**WORK TO BE COMPLETED:** Transcribe the material exactly. Images do not belong in the copy.

**MATERIAL FOR THE TASK:**
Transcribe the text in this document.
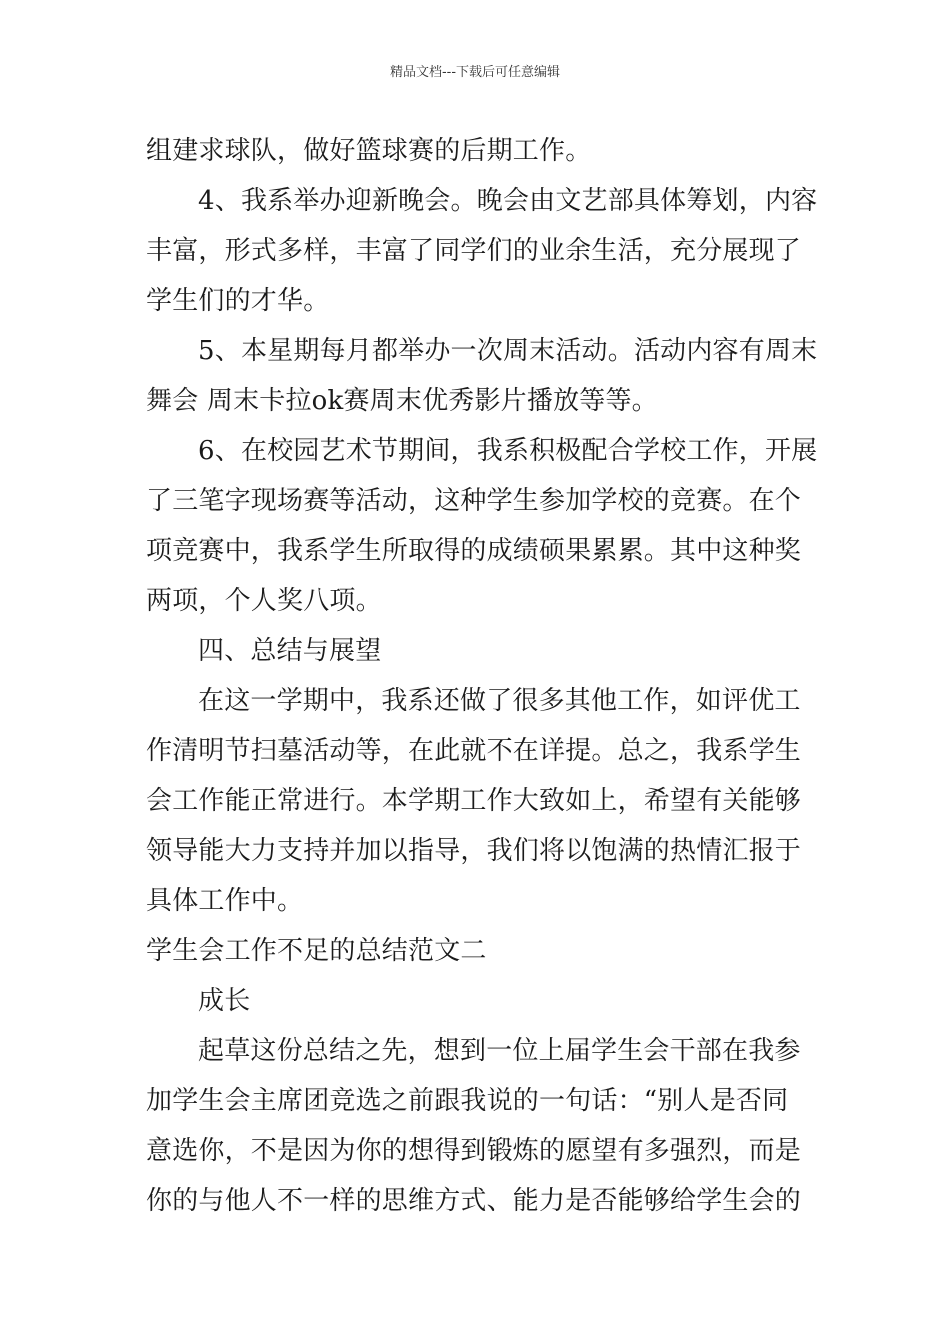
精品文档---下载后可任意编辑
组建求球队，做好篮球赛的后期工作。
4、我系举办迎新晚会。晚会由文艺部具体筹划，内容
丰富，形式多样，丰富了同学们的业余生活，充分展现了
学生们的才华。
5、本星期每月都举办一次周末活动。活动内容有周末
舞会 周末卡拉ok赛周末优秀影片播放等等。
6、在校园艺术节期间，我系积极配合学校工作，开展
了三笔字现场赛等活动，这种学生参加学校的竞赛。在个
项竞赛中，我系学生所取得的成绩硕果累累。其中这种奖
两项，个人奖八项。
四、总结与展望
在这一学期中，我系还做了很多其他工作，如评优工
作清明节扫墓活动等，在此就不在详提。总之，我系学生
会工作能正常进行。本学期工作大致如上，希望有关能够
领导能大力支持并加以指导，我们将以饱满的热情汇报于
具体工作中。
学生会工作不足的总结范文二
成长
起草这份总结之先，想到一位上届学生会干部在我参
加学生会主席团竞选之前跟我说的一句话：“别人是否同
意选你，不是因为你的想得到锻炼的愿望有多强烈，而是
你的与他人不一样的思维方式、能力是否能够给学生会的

**WORKED ANSWER:**
Transcribe the text in this document.
精品文档---下载后可任意编辑
组建求球队，做好篮球赛的后期工作。
4、我系举办迎新晚会。晚会由文艺部具体筹划，内容
丰富，形式多样，丰富了同学们的业余生活，充分展现了
学生们的才华。
5、本星期每月都举办一次周末活动。活动内容有周末
舞会 周末卡拉ok赛周末优秀影片播放等等。
6、在校园艺术节期间，我系积极配合学校工作，开展
了三笔字现场赛等活动，这种学生参加学校的竞赛。在个
项竞赛中，我系学生所取得的成绩硕果累累。其中这种奖
两项，个人奖八项。
四、总结与展望
在这一学期中，我系还做了很多其他工作，如评优工
作清明节扫墓活动等，在此就不在详提。总之，我系学生
会工作能正常进行。本学期工作大致如上，希望有关能够
领导能大力支持并加以指导，我们将以饱满的热情汇报于
具体工作中。
学生会工作不足的总结范文二
成长
起草这份总结之先，想到一位上届学生会干部在我参
加学生会主席团竞选之前跟我说的一句话：“别人是否同
意选你，不是因为你的想得到锻炼的愿望有多强烈，而是
你的与他人不一样的思维方式、能力是否能够给学生会的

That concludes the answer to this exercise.